**Data in this exercise:**
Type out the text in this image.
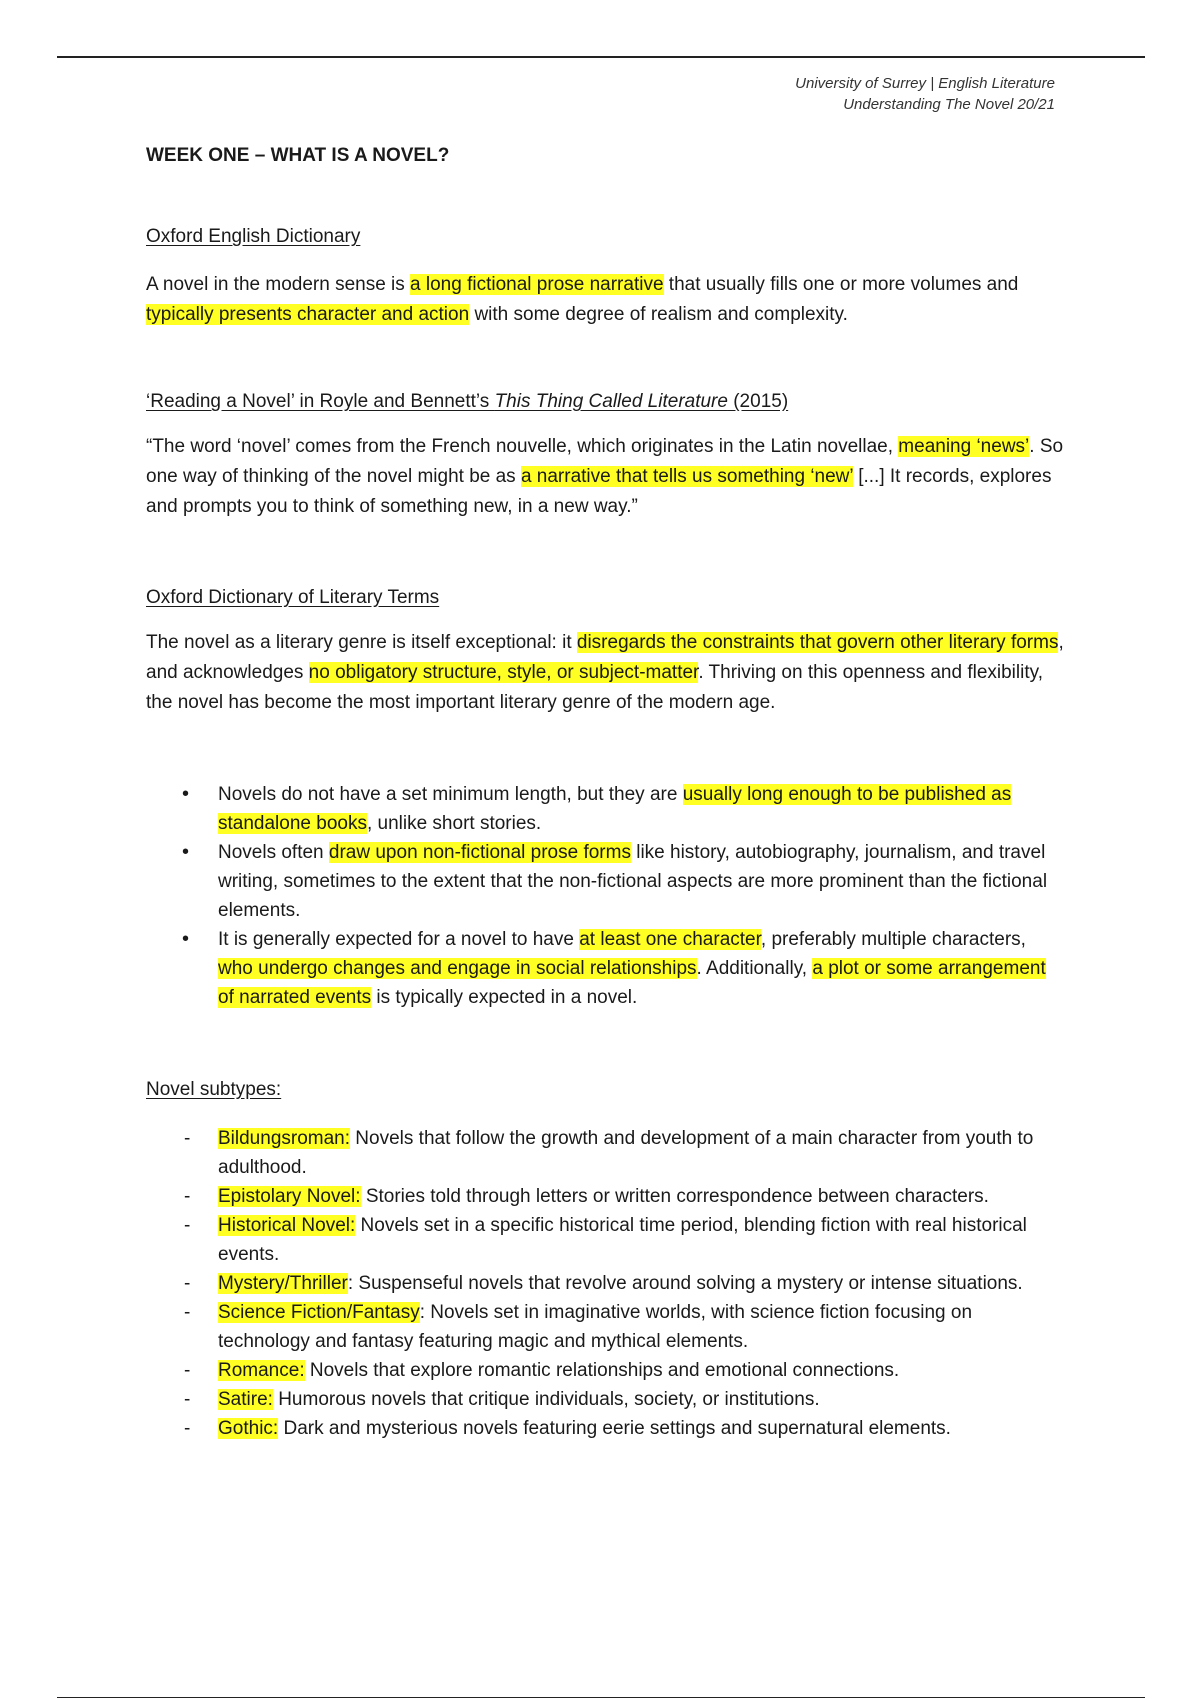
University of Surrey | English Literature
Understanding The Novel 20/21
WEEK ONE – WHAT IS A NOVEL?
Oxford English Dictionary
A novel in the modern sense is a long fictional prose narrative that usually fills one or more volumes and typically presents character and action with some degree of realism and complexity.
‘Reading a Novel’ in Royle and Bennett’s This Thing Called Literature (2015)
“The word ‘novel’ comes from the French nouvelle, which originates in the Latin novellae, meaning ‘news’. So one way of thinking of the novel might be as a narrative that tells us something ‘new’ [...] It records, explores and prompts you to think of something new, in a new way.”
Oxford Dictionary of Literary Terms
The novel as a literary genre is itself exceptional: it disregards the constraints that govern other literary forms, and acknowledges no obligatory structure, style, or subject-matter. Thriving on this openness and flexibility, the novel has become the most important literary genre of the modern age.
• Novels do not have a set minimum length, but they are usually long enough to be published as standalone books, unlike short stories.
• Novels often draw upon non-fictional prose forms like history, autobiography, journalism, and travel writing, sometimes to the extent that the non-fictional aspects are more prominent than the fictional elements.
• It is generally expected for a novel to have at least one character, preferably multiple characters, who undergo changes and engage in social relationships. Additionally, a plot or some arrangement of narrated events is typically expected in a novel.
Novel subtypes:
- Bildungsroman: Novels that follow the growth and development of a main character from youth to adulthood.
- Epistolary Novel: Stories told through letters or written correspondence between characters.
- Historical Novel: Novels set in a specific historical time period, blending fiction with real historical events.
- Mystery/Thriller: Suspenseful novels that revolve around solving a mystery or intense situations.
- Science Fiction/Fantasy: Novels set in imaginative worlds, with science fiction focusing on technology and fantasy featuring magic and mythical elements.
- Romance: Novels that explore romantic relationships and emotional connections.
- Satire: Humorous novels that critique individuals, society, or institutions.
- Gothic: Dark and mysterious novels featuring eerie settings and supernatural elements.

**Written task:** The listing above must be printed again exactly, minus its pictures.

**Result of the exercise:**
Type out the text in this image.
University of Surrey | English Literature
Understanding The Novel 20/21
WEEK ONE – WHAT IS A NOVEL?
Oxford English Dictionary
A novel in the modern sense is a long fictional prose narrative that usually fills one or more volumes and typically presents character and action with some degree of realism and complexity.
‘Reading a Novel’ in Royle and Bennett’s This Thing Called Literature (2015)
“The word ‘novel’ comes from the French nouvelle, which originates in the Latin novellae, meaning ‘news’. So one way of thinking of the novel might be as a narrative that tells us something ‘new’ [...] It records, explores and prompts you to think of something new, in a new way.”
Oxford Dictionary of Literary Terms
The novel as a literary genre is itself exceptional: it disregards the constraints that govern other literary forms, and acknowledges no obligatory structure, style, or subject-matter. Thriving on this openness and flexibility, the novel has become the most important literary genre of the modern age.
• Novels do not have a set minimum length, but they are usually long enough to be published as standalone books, unlike short stories.
• Novels often draw upon non-fictional prose forms like history, autobiography, journalism, and travel writing, sometimes to the extent that the non-fictional aspects are more prominent than the fictional elements.
• It is generally expected for a novel to have at least one character, preferably multiple characters, who undergo changes and engage in social relationships. Additionally, a plot or some arrangement of narrated events is typically expected in a novel.
Novel subtypes:
- Bildungsroman: Novels that follow the growth and development of a main character from youth to adulthood.
- Epistolary Novel: Stories told through letters or written correspondence between characters.
- Historical Novel: Novels set in a specific historical time period, blending fiction with real historical events.
- Mystery/Thriller: Suspenseful novels that revolve around solving a mystery or intense situations.
- Science Fiction/Fantasy: Novels set in imaginative worlds, with science fiction focusing on technology and fantasy featuring magic and mythical elements.
- Romance: Novels that explore romantic relationships and emotional connections.
- Satire: Humorous novels that critique individuals, society, or institutions.
- Gothic: Dark and mysterious novels featuring eerie settings and supernatural elements.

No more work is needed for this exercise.